INFORMATION SUPPLIED
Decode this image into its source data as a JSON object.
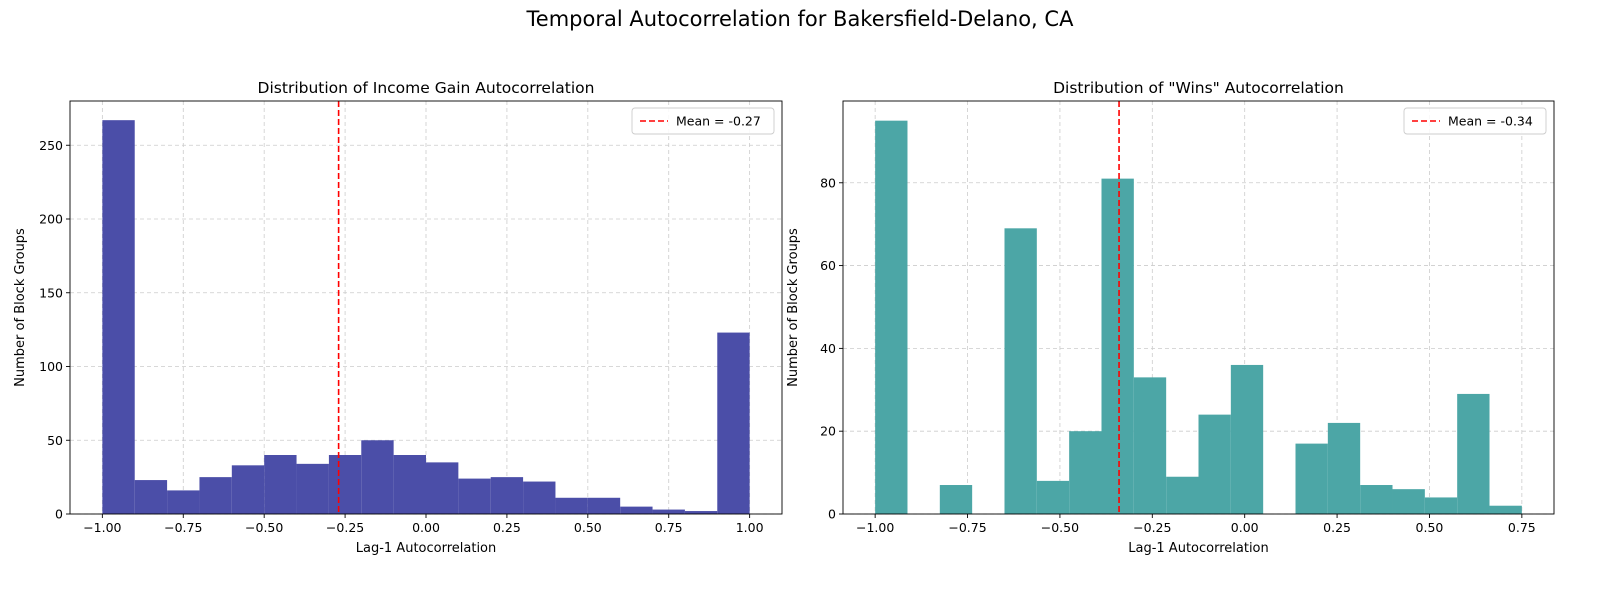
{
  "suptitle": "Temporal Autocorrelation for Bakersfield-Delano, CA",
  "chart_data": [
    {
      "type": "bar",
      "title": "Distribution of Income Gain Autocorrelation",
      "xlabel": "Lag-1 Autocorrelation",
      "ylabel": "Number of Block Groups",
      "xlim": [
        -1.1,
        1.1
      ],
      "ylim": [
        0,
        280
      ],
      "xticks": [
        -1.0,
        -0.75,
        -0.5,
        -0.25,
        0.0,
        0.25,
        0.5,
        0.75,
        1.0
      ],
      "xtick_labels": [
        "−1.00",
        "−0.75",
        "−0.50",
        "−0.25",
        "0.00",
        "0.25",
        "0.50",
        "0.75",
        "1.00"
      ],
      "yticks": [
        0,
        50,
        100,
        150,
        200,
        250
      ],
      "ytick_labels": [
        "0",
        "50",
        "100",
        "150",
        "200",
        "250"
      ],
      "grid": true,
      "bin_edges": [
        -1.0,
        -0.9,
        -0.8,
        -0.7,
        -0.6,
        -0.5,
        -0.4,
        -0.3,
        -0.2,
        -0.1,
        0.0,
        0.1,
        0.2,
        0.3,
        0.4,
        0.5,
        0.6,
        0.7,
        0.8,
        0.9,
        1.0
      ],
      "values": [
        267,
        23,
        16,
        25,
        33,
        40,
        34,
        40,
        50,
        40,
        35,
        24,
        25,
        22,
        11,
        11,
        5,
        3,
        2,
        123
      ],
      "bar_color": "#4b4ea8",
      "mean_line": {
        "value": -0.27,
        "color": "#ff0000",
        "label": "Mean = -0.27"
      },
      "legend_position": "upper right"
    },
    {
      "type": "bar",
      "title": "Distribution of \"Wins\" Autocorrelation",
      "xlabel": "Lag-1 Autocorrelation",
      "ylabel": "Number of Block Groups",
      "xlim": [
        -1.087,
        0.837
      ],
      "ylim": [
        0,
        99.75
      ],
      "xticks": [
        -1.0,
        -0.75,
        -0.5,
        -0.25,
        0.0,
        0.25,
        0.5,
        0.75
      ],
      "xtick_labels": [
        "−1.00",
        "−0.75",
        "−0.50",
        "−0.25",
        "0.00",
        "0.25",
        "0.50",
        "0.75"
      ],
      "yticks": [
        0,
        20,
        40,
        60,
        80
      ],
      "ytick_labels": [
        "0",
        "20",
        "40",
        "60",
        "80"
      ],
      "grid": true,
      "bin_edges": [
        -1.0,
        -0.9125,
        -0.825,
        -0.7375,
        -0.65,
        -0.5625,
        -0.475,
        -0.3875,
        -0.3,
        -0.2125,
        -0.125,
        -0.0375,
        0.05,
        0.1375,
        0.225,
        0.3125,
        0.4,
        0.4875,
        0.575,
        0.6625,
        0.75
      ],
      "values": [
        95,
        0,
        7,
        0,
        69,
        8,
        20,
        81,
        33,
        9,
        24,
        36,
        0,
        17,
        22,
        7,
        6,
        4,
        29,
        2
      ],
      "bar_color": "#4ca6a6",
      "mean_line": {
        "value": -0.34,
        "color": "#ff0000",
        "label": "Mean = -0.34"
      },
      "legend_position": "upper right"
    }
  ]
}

---

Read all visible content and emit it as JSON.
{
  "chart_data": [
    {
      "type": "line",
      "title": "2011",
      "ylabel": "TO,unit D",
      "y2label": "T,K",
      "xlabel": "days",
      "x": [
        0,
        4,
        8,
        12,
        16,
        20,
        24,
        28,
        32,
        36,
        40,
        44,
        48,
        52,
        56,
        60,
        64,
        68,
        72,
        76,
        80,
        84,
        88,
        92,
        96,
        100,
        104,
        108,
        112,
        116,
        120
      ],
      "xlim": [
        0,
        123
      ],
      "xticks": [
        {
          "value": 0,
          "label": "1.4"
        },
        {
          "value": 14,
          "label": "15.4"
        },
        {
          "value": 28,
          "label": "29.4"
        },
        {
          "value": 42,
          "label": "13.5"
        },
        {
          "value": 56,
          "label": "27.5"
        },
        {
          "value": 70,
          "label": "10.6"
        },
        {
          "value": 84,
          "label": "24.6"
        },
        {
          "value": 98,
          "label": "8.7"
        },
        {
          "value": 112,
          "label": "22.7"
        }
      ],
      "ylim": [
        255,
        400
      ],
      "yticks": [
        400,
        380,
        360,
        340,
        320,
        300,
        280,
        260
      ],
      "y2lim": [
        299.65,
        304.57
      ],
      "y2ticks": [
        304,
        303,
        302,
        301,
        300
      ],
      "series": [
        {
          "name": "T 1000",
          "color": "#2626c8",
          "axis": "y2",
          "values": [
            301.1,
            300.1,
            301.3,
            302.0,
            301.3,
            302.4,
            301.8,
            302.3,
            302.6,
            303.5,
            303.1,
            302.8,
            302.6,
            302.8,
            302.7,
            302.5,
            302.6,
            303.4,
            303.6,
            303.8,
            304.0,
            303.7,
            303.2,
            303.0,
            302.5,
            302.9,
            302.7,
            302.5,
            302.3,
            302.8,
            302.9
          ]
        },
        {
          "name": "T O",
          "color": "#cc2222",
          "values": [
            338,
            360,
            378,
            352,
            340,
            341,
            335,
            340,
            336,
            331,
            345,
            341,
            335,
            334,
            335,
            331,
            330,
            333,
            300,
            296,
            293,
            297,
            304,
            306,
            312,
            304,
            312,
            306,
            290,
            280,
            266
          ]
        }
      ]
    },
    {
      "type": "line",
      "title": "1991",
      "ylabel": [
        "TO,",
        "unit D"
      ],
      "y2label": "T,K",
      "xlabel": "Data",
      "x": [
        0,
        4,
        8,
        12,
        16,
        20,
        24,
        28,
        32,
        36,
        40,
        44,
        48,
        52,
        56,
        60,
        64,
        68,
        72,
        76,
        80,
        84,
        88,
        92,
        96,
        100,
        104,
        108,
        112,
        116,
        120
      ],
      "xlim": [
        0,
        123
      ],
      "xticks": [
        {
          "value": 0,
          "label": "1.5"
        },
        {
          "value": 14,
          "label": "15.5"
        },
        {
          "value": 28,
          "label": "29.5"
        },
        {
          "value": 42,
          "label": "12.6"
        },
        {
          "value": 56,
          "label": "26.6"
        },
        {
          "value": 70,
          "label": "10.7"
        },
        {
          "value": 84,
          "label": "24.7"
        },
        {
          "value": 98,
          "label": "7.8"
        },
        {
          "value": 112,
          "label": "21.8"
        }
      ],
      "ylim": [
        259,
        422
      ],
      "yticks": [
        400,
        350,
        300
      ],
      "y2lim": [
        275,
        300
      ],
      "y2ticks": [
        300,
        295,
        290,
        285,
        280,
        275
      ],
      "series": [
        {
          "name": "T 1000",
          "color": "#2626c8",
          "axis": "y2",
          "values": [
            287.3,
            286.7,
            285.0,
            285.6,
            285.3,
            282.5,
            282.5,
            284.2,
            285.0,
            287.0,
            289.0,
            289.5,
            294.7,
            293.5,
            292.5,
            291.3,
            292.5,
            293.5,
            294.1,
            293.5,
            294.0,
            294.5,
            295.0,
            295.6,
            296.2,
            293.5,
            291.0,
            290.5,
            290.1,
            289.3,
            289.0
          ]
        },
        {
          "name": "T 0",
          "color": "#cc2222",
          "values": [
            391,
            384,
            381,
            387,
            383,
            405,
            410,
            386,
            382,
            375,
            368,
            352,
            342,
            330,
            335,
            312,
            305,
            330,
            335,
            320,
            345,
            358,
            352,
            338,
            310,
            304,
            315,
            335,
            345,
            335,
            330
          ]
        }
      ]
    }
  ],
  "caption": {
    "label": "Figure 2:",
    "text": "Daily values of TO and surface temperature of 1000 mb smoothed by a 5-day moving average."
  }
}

YOUR OBJECTIVE
Copy every line in the entries above that has the string "xlabel" in it.

ANSWER IN FULL
      "xlabel": "Lag-1 Autocorrelation",
      "xlabel": "Lag-1 Autocorrelation",
      "xlabel": "days",
      "xlabel": "Data",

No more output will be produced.